▼
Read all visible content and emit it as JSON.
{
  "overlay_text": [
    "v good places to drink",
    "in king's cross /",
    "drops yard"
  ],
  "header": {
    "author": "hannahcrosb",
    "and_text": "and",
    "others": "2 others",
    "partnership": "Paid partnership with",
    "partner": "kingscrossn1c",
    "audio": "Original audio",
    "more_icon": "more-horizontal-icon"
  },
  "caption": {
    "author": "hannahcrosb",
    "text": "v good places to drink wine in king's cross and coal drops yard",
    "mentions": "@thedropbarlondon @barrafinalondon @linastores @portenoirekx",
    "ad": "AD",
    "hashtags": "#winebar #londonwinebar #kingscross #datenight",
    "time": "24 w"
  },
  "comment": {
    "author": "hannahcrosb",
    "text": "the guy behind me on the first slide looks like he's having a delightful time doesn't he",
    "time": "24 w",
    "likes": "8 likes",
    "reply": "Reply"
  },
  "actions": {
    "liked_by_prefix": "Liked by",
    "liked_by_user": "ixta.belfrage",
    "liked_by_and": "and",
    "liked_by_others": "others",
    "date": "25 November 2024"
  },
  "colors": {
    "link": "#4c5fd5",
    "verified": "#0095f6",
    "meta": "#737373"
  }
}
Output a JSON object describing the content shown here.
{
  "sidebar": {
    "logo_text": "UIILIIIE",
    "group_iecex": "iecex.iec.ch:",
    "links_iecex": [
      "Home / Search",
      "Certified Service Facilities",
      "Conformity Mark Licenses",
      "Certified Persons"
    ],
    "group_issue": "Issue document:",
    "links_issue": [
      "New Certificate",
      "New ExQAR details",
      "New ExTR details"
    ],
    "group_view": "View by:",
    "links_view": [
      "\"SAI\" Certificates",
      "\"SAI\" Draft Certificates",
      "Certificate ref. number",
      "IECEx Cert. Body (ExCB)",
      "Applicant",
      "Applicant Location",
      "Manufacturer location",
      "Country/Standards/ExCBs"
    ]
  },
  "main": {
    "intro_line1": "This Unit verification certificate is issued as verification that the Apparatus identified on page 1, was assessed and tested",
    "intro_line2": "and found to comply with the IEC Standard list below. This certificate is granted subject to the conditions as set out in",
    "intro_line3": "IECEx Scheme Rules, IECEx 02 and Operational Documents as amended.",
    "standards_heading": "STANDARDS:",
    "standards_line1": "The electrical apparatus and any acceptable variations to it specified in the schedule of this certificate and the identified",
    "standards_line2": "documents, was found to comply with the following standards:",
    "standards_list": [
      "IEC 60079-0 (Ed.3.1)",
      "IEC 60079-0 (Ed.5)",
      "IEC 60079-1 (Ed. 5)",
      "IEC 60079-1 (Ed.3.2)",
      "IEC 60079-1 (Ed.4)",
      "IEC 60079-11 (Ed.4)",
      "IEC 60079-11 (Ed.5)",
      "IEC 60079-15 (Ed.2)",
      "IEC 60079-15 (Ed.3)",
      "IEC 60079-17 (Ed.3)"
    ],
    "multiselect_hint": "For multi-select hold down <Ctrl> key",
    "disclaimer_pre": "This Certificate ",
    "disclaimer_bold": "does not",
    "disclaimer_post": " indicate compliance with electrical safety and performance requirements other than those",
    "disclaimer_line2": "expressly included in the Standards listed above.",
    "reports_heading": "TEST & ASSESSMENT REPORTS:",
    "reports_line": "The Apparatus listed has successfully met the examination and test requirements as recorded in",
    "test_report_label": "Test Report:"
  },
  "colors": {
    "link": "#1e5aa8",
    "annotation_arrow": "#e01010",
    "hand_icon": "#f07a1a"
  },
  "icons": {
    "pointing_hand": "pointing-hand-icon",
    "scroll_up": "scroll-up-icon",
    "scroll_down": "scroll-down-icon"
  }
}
▲
## To be done
Restate every record exactly, leaving nothing out.

## Task response
Read all visible content and emit it as JSON.
{
  "overlay_text": [
    "v good places to drink",
    "in king's cross /",
    "drops yard"
  ],
  "header": {
    "author": "hannahcrosb",
    "and_text": "and",
    "others": "2 others",
    "partnership": "Paid partnership with",
    "partner": "kingscrossn1c",
    "audio": "Original audio",
    "more_icon": "more-horizontal-icon"
  },
  "caption": {
    "author": "hannahcrosb",
    "text": "v good places to drink wine in king's cross and coal drops yard",
    "mentions": "@thedropbarlondon @barrafinalondon @linastores @portenoirekx",
    "ad": "AD",
    "hashtags": "#winebar #londonwinebar #kingscross #datenight",
    "time": "24 w"
  },
  "comment": {
    "author": "hannahcrosb",
    "text": "the guy behind me on the first slide looks like he's having a delightful time doesn't he",
    "time": "24 w",
    "likes": "8 likes",
    "reply": "Reply"
  },
  "actions": {
    "liked_by_prefix": "Liked by",
    "liked_by_user": "ixta.belfrage",
    "liked_by_and": "and",
    "liked_by_others": "others",
    "date": "25 November 2024"
  },
  "colors": {
    "link": "#4c5fd5",
    "verified": "#0095f6",
    "meta": "#737373"
  }
}
Output a JSON object describing the content shown here.
{
  "sidebar": {
    "logo_text": "UIILIIIE",
    "group_iecex": "iecex.iec.ch:",
    "links_iecex": [
      "Home / Search",
      "Certified Service Facilities",
      "Conformity Mark Licenses",
      "Certified Persons"
    ],
    "group_issue": "Issue document:",
    "links_issue": [
      "New Certificate",
      "New ExQAR details",
      "New ExTR details"
    ],
    "group_view": "View by:",
    "links_view": [
      "\"SAI\" Certificates",
      "\"SAI\" Draft Certificates",
      "Certificate ref. number",
      "IECEx Cert. Body (ExCB)",
      "Applicant",
      "Applicant Location",
      "Manufacturer location",
      "Country/Standards/ExCBs"
    ]
  },
  "main": {
    "intro_line1": "This Unit verification certificate is issued as verification that the Apparatus identified on page 1, was assessed and tested",
    "intro_line2": "and found to comply with the IEC Standard list below. This certificate is granted subject to the conditions as set out in",
    "intro_line3": "IECEx Scheme Rules, IECEx 02 and Operational Documents as amended.",
    "standards_heading": "STANDARDS:",
    "standards_line1": "The electrical apparatus and any acceptable variations to it specified in the schedule of this certificate and the identified",
    "standards_line2": "documents, was found to comply with the following standards:",
    "standards_list": [
      "IEC 60079-0 (Ed.3.1)",
      "IEC 60079-0 (Ed.5)",
      "IEC 60079-1 (Ed. 5)",
      "IEC 60079-1 (Ed.3.2)",
      "IEC 60079-1 (Ed.4)",
      "IEC 60079-11 (Ed.4)",
      "IEC 60079-11 (Ed.5)",
      "IEC 60079-15 (Ed.2)",
      "IEC 60079-15 (Ed.3)",
      "IEC 60079-17 (Ed.3)"
    ],
    "multiselect_hint": "For multi-select hold down <Ctrl> key",
    "disclaimer_pre": "This Certificate ",
    "disclaimer_bold": "does not",
    "disclaimer_post": " indicate compliance with electrical safety and performance requirements other than those",
    "disclaimer_line2": "expressly included in the Standards listed above.",
    "reports_heading": "TEST & ASSESSMENT REPORTS:",
    "reports_line": "The Apparatus listed has successfully met the examination and test requirements as recorded in",
    "test_report_label": "Test Report:"
  },
  "colors": {
    "link": "#1e5aa8",
    "annotation_arrow": "#e01010",
    "hand_icon": "#f07a1a"
  },
  "icons": {
    "pointing_hand": "pointing-hand-icon",
    "scroll_up": "scroll-up-icon",
    "scroll_down": "scroll-down-icon"
  }
}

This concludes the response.